■ **Given instruction**
Quote, verbatim, all material below, without pictures.

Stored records
☆ ☆ ☆
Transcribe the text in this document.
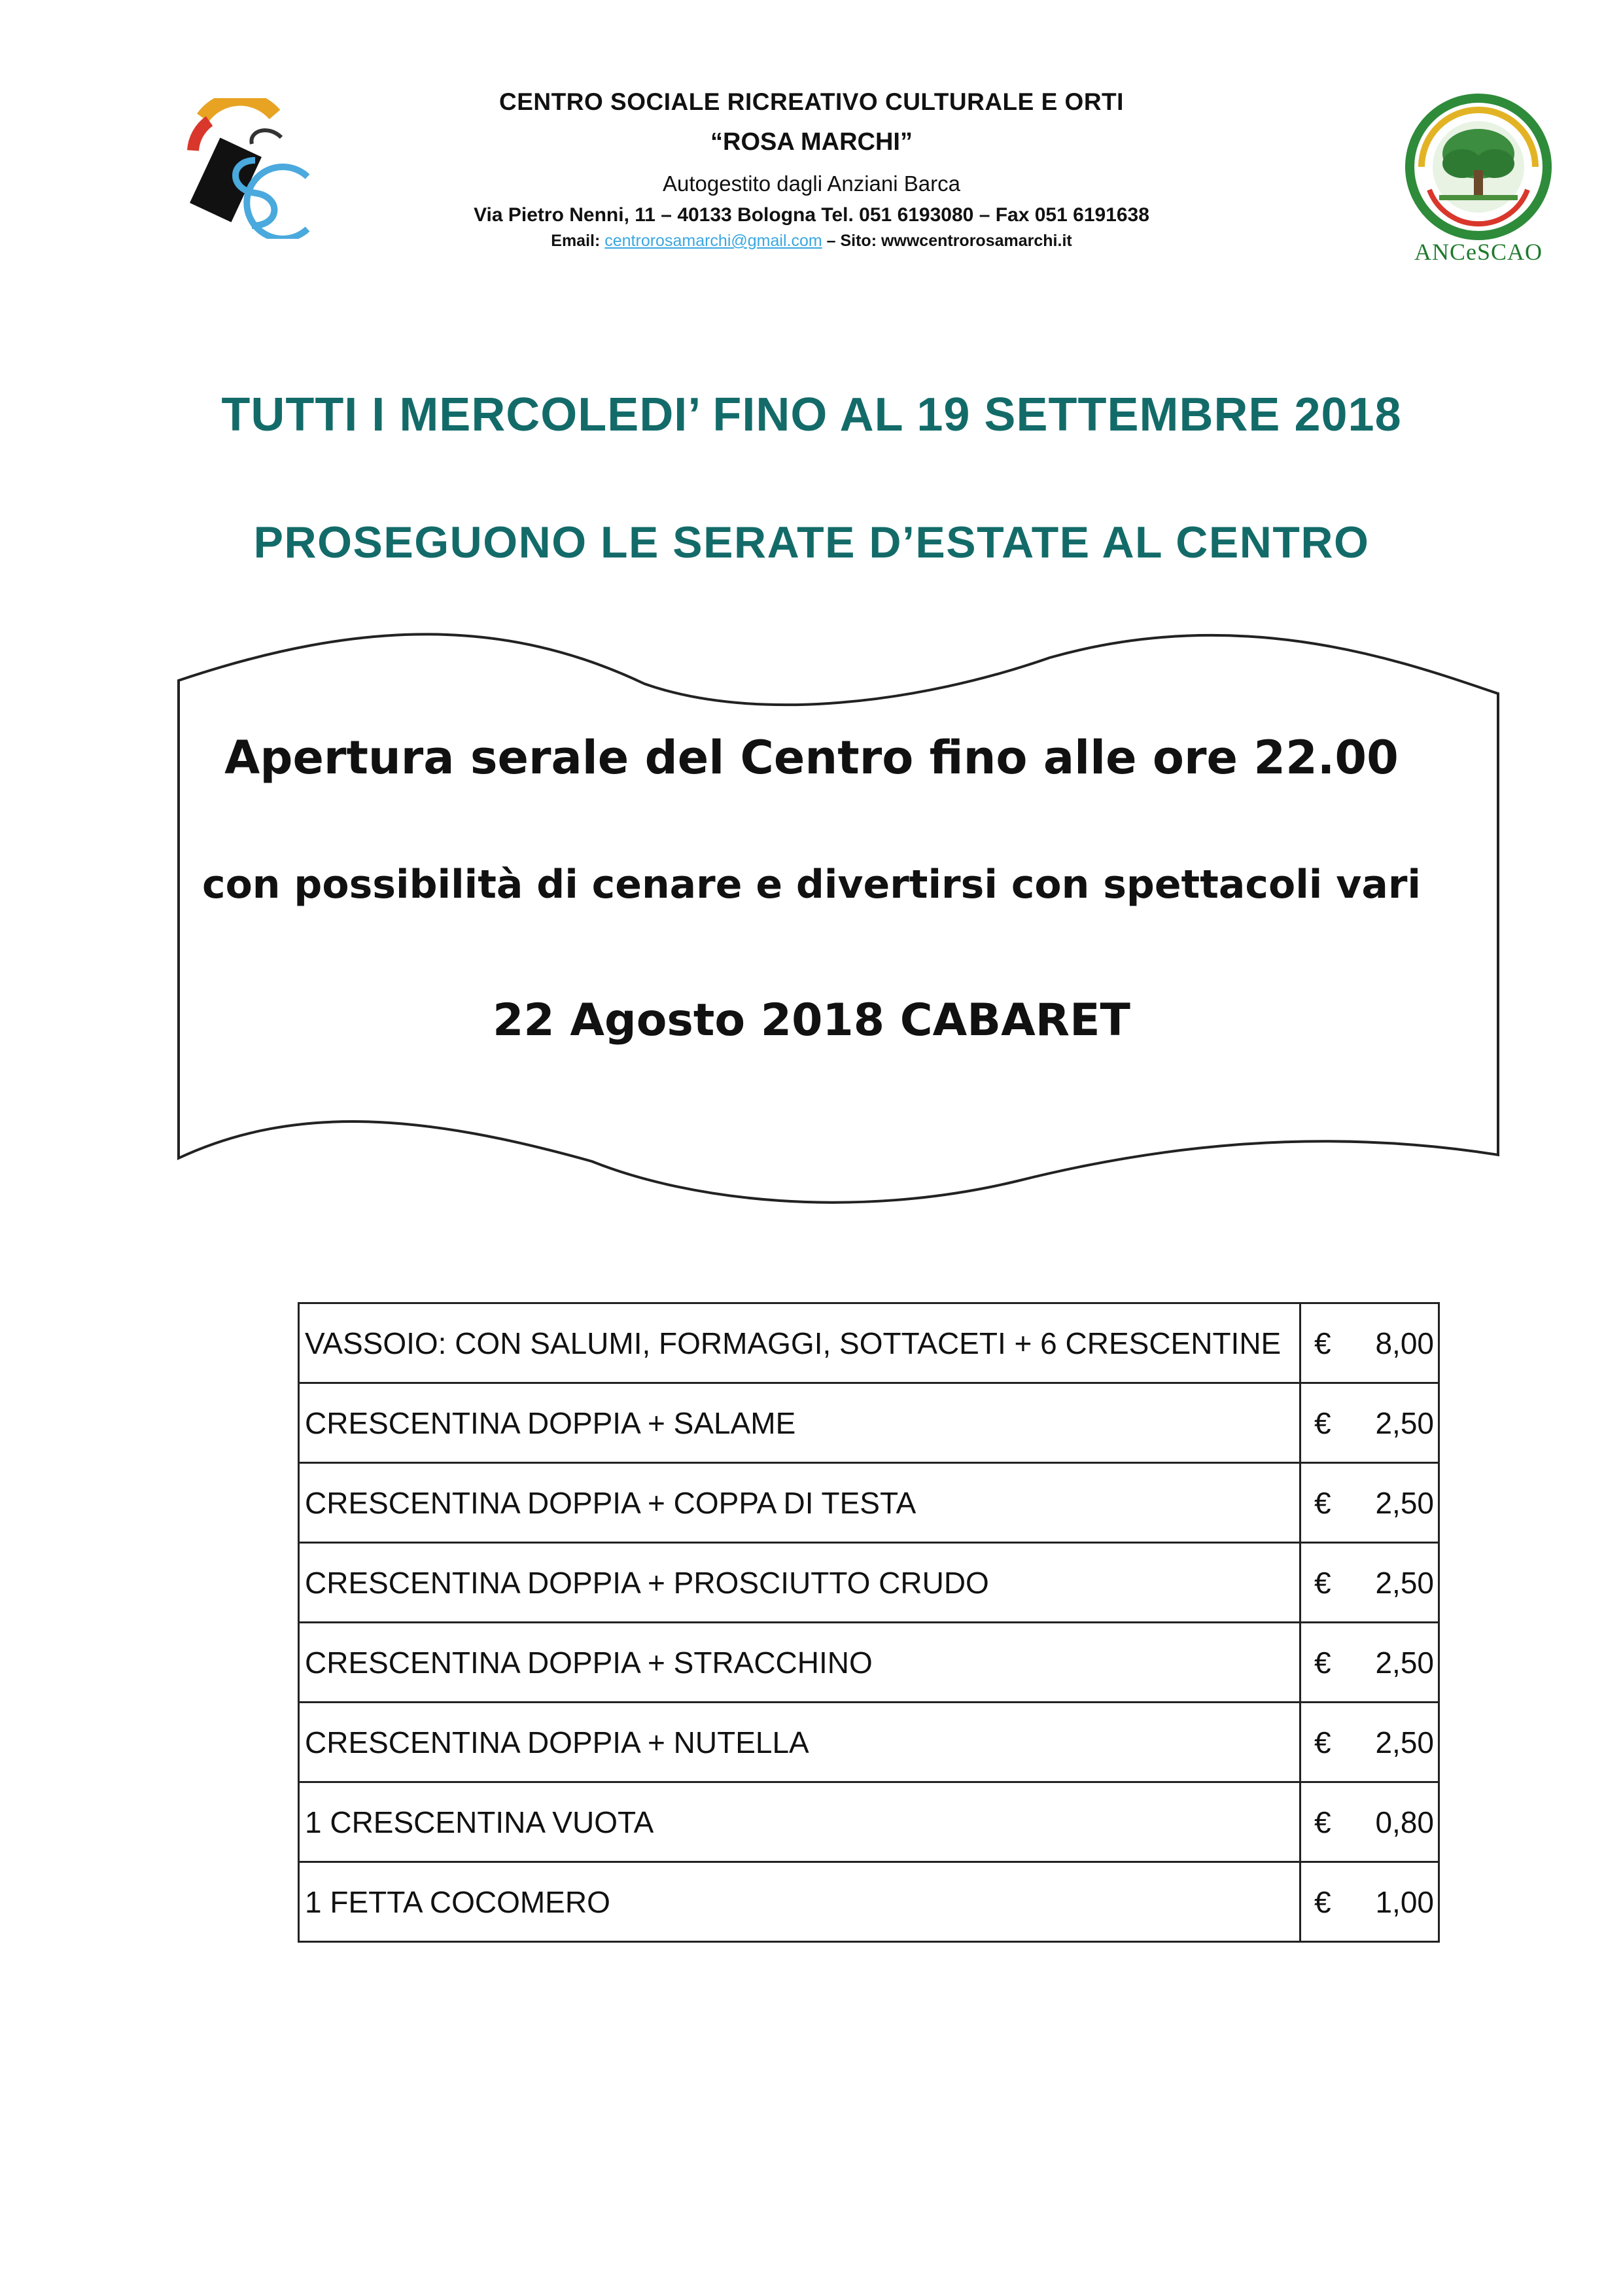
CENTRO SOCIALE RICREATIVO CULTURALE E ORTI
“ROSA MARCHI”
Autogestito dagli Anziani Barca
Via Pietro Nenni, 11 – 40133 Bologna Tel. 051 6193080 – Fax 051 6191638
Email: centrorosamarchi@gmail.com – Sito: wwwcentrorosamarchi.it	ANCeSCAO
TUTTI I MERCOLEDI’ FINO AL 19 SETTEMBRE 2018
PROSEGUONO LE SERATE D’ESTATE AL CENTRO
Apertura serale del Centro fino alle ore 22.00
con possibilità di cenare e divertirsi con spettacoli vari
22 Agosto 2018 CABARET
VASSOIO: CON SALUMI, FORMAGGI, SOTTACETI + 6 CRESCENTINE	€ 8,00

CRESCENTINA DOPPIA + SALAME	€ 2,50

CRESCENTINA DOPPIA + COPPA DI TESTA	€ 2,50

CRESCENTINA DOPPIA + PROSCIUTTO CRUDO	€ 2,50

CRESCENTINA DOPPIA + STRACCHINO	€ 2,50

CRESCENTINA DOPPIA + NUTELLA	€ 2,50

1 CRESCENTINA VUOTA	€ 0,80

1 FETTA COCOMERO	€ 1,00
☆ ☆ ☆
■ **Task response**
Transcribe the text in this document.
CENTRO SOCIALE RICREATIVO CULTURALE E ORTI
“ROSA MARCHI”
Autogestito dagli Anziani Barca
Via Pietro Nenni, 11 – 40133 Bologna Tel. 051 6193080 – Fax 051 6191638
Email: centrorosamarchi@gmail.com – Sito: wwwcentrorosamarchi.it	ANCeSCAO
TUTTI I MERCOLEDI’ FINO AL 19 SETTEMBRE 2018
PROSEGUONO LE SERATE D’ESTATE AL CENTRO
Apertura serale del Centro fino alle ore 22.00
con possibilità di cenare e divertirsi con spettacoli vari
22 Agosto 2018 CABARET
VASSOIO: CON SALUMI, FORMAGGI, SOTTACETI + 6 CRESCENTINE	€ 8,00

CRESCENTINA DOPPIA + SALAME	€ 2,50

CRESCENTINA DOPPIA + COPPA DI TESTA	€ 2,50

CRESCENTINA DOPPIA + PROSCIUTTO CRUDO	€ 2,50

CRESCENTINA DOPPIA + STRACCHINO	€ 2,50

CRESCENTINA DOPPIA + NUTELLA	€ 2,50

1 CRESCENTINA VUOTA	€ 0,80

1 FETTA COCOMERO	€ 1,00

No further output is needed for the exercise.